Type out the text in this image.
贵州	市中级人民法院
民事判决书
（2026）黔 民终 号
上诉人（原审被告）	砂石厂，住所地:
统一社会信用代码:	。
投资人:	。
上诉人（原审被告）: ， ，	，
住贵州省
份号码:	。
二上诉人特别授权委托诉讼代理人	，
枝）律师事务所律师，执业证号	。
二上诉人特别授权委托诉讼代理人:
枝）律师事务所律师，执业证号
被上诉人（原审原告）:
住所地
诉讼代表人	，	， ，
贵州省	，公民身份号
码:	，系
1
· · ·
● **YOUR INSTRUCTIONS**: Return each entry from above without altering a single character.

● **EXERCISE OUTPUT**:
Type out the text in this image.
贵州	市中级人民法院
民事判决书
（2026）黔 民终 号
上诉人（原审被告）	砂石厂，住所地:
统一社会信用代码:	。
投资人:	。
上诉人（原审被告）: ， ，	，
住贵州省
份号码:	。
二上诉人特别授权委托诉讼代理人	，
枝）律师事务所律师，执业证号	。
二上诉人特别授权委托诉讼代理人:
枝）律师事务所律师，执业证号
被上诉人（原审原告）:
住所地
诉讼代表人	，	， ，
贵州省	，公民身份号
码:	，系
1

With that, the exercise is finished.